What is needed:
Give the records back in full, exactly as they read.

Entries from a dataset
* start *

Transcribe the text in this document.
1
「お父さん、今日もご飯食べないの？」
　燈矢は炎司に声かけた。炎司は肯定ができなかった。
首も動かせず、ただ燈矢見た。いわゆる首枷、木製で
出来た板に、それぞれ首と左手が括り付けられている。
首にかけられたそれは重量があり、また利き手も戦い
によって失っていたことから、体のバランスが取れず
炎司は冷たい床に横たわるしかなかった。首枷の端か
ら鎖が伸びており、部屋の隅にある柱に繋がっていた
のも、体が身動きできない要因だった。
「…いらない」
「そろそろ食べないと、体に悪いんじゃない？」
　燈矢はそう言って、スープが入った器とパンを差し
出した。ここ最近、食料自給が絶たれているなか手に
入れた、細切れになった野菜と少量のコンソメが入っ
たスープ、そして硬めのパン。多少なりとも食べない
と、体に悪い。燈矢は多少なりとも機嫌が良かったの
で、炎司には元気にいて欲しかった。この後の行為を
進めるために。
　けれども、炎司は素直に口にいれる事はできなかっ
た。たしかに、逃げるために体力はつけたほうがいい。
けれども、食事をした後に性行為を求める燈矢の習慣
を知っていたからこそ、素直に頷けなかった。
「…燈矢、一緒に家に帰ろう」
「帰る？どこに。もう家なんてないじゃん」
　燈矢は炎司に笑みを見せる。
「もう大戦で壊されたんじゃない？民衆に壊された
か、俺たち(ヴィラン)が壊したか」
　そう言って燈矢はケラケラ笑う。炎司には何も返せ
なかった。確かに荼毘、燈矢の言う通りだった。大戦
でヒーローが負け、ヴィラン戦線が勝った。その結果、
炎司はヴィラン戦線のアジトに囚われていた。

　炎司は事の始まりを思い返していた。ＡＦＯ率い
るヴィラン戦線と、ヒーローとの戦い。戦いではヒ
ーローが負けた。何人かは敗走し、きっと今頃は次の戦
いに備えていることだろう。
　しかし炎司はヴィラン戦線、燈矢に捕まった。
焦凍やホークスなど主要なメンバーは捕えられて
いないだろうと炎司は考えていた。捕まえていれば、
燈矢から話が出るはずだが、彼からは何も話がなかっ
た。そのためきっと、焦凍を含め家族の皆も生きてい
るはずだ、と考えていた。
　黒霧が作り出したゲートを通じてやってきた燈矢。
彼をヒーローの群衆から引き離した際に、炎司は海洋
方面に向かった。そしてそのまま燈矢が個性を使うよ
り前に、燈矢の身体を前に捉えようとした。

* end *

Full solution:
Transcribe the text in this document.
1
「お父さん、今日もご飯食べないの？」
　燈矢は炎司に声かけた。炎司は肯定ができなかった。
首も動かせず、ただ燈矢見た。いわゆる首枷、木製で
出来た板に、それぞれ首と左手が括り付けられている。
首にかけられたそれは重量があり、また利き手も戦い
によって失っていたことから、体のバランスが取れず
炎司は冷たい床に横たわるしかなかった。首枷の端か
ら鎖が伸びており、部屋の隅にある柱に繋がっていた
のも、体が身動きできない要因だった。
「…いらない」
「そろそろ食べないと、体に悪いんじゃない？」
　燈矢はそう言って、スープが入った器とパンを差し
出した。ここ最近、食料自給が絶たれているなか手に
入れた、細切れになった野菜と少量のコンソメが入っ
たスープ、そして硬めのパン。多少なりとも食べない
と、体に悪い。燈矢は多少なりとも機嫌が良かったの
で、炎司には元気にいて欲しかった。この後の行為を
進めるために。
　けれども、炎司は素直に口にいれる事はできなかっ
た。たしかに、逃げるために体力はつけたほうがいい。
けれども、食事をした後に性行為を求める燈矢の習慣
を知っていたからこそ、素直に頷けなかった。
「…燈矢、一緒に家に帰ろう」
「帰る？どこに。もう家なんてないじゃん」
　燈矢は炎司に笑みを見せる。
「もう大戦で壊されたんじゃない？民衆に壊された
か、俺たち(ヴィラン)が壊したか」
　そう言って燈矢はケラケラ笑う。炎司には何も返せ
なかった。確かに荼毘、燈矢の言う通りだった。大戦
でヒーローが負け、ヴィラン戦線が勝った。その結果、
炎司はヴィラン戦線のアジトに囚われていた。

　炎司は事の始まりを思い返していた。ＡＦＯ率い
るヴィラン戦線と、ヒーローとの戦い。戦いではヒ
ーローが負けた。何人かは敗走し、きっと今頃は次の戦
いに備えていることだろう。
　しかし炎司はヴィラン戦線、燈矢に捕まった。
焦凍やホークスなど主要なメンバーは捕えられて
いないだろうと炎司は考えていた。捕まえていれば、
燈矢から話が出るはずだが、彼からは何も話がなかっ
た。そのためきっと、焦凍を含め家族の皆も生きてい
るはずだ、と考えていた。
　黒霧が作り出したゲートを通じてやってきた燈矢。
彼をヒーローの群衆から引き離した際に、炎司は海洋
方面に向かった。そしてそのまま燈矢が個性を使うよ
り前に、燈矢の身体を前に捉えようとした。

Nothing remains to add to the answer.